WHAT THE TASK ASKS
Whenever a line below holds the word "paper", copy that line.

RECORDS TO USE

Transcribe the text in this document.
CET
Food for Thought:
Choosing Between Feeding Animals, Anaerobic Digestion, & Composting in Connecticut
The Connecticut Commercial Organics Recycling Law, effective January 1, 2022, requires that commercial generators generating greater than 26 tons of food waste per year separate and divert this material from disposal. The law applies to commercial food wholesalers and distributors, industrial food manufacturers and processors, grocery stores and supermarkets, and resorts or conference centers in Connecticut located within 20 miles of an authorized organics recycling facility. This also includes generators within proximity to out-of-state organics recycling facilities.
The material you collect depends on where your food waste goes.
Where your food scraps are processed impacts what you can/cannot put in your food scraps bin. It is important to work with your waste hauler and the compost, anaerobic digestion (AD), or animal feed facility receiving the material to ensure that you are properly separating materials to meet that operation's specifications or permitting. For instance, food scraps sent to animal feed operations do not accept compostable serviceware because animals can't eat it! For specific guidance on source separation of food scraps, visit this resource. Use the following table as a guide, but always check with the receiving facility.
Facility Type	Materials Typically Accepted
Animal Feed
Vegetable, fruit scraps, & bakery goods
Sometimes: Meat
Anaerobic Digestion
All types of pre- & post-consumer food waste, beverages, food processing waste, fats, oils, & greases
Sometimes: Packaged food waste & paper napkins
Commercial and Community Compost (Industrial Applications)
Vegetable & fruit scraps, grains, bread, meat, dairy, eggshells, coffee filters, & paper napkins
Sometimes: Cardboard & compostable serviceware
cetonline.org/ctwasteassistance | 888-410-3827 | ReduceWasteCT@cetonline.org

CORRECT RESPONSE
Sometimes: Packaged food waste & paper napkins
Vegetable & fruit scraps, grains, bread, meat, dairy, eggshells, coffee filters, & paper napkins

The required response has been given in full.